Exercise.
Omit all pictures and give the records below again exactly as written.

[Dataset items]
- - - - -
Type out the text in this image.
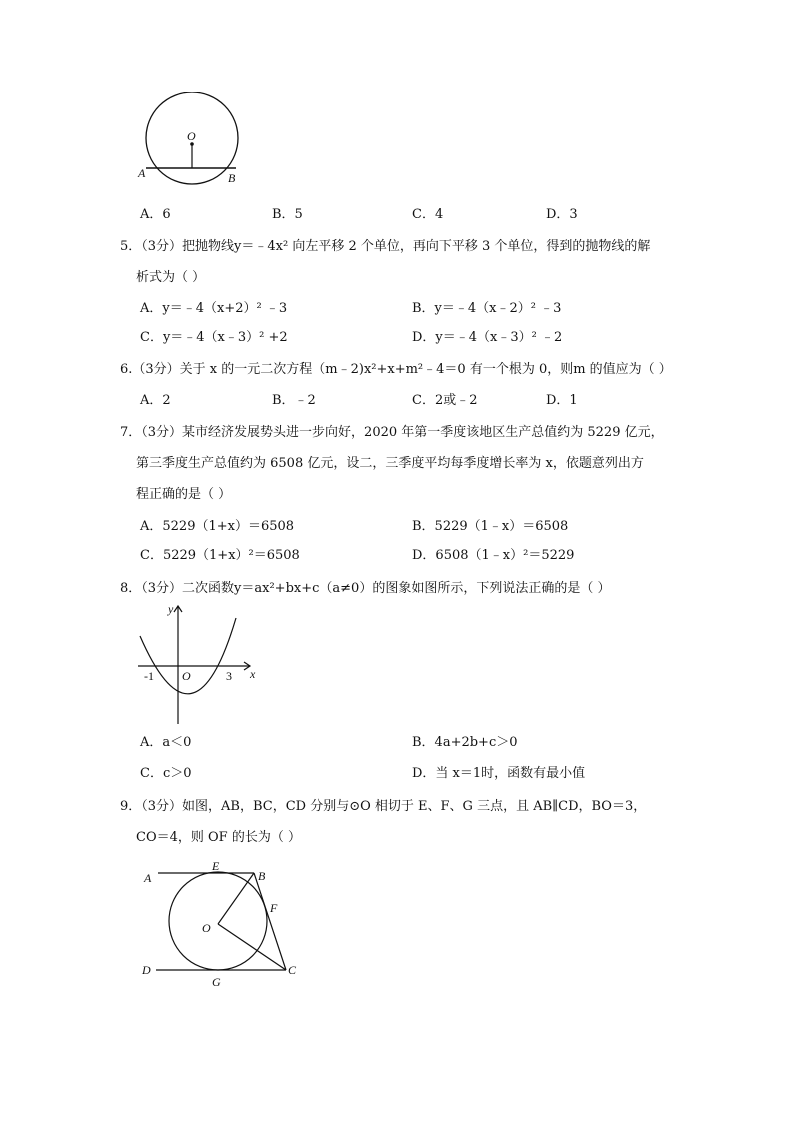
O
A	B
A．6	B．5	C．4	D．3
5．（3分）把抛物线y＝﹣4x² 向左平移 2 个单位，再向下平移 3 个单位，得到的抛物线的解
析式为（ ）
A．y＝﹣4（x+2）² ﹣3	B．y＝﹣4（x﹣2）² ﹣3
C．y＝﹣4（x﹣3）² +2	D．y＝﹣4（x﹣3）² ﹣2
6.（3分）关于 x 的一元二次方程（m﹣2)x²+x+m²﹣4＝0 有一个根为 0，则m 的值应为（ ）
A．2	B．﹣2	C．2或﹣2	D．1
7．（3分）某市经济发展势头进一步向好，2020 年第一季度该地区生产总值约为 5229 亿元，
第三季度生产总值约为 6508 亿元，设二，三季度平均每季度增长率为 x，依题意列出方
程正确的是（ ）
A．5229（1+x）＝6508	B．5229（1﹣x）＝6508
C．5229（1+x）²＝6508	D．6508（1﹣x）²＝5229
8．（3分）二次函数y＝ax²+bx+c（a≠0）的图象如图所示，下列说法正确的是（ ）
y
x
O
-1	3
A．a＜0	B．4a+2b+c＞0
C．c＞0	D．当 x＝1时，函数有最小值
9．（3分）如图，AB，BC，CD 分别与⊙O 相切于 E、F、G 三点，且 AB∥CD，BO＝3，
CO＝4，则 OF 的长为（ ）
A
E
B
F
O
D
G
C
- - - - -
Response to the exercise.
Type out the text in this image.
O
A	B
A．6	B．5	C．4	D．3
5．（3分）把抛物线y＝﹣4x² 向左平移 2 个单位，再向下平移 3 个单位，得到的抛物线的解
析式为（ ）
A．y＝﹣4（x+2）² ﹣3	B．y＝﹣4（x﹣2）² ﹣3
C．y＝﹣4（x﹣3）² +2	D．y＝﹣4（x﹣3）² ﹣2
6.（3分）关于 x 的一元二次方程（m﹣2)x²+x+m²﹣4＝0 有一个根为 0，则m 的值应为（ ）
A．2	B．﹣2	C．2或﹣2	D．1
7．（3分）某市经济发展势头进一步向好，2020 年第一季度该地区生产总值约为 5229 亿元，
第三季度生产总值约为 6508 亿元，设二，三季度平均每季度增长率为 x，依题意列出方
程正确的是（ ）
A．5229（1+x）＝6508	B．5229（1﹣x）＝6508
C．5229（1+x）²＝6508	D．6508（1﹣x）²＝5229
8．（3分）二次函数y＝ax²+bx+c（a≠0）的图象如图所示，下列说法正确的是（ ）
y
x
O
-1	3
A．a＜0	B．4a+2b+c＞0
C．c＞0	D．当 x＝1时，函数有最小值
9．（3分）如图，AB，BC，CD 分别与⊙O 相切于 E、F、G 三点，且 AB∥CD，BO＝3，
CO＝4，则 OF 的长为（ ）
A
E
B
F
O
D
G
C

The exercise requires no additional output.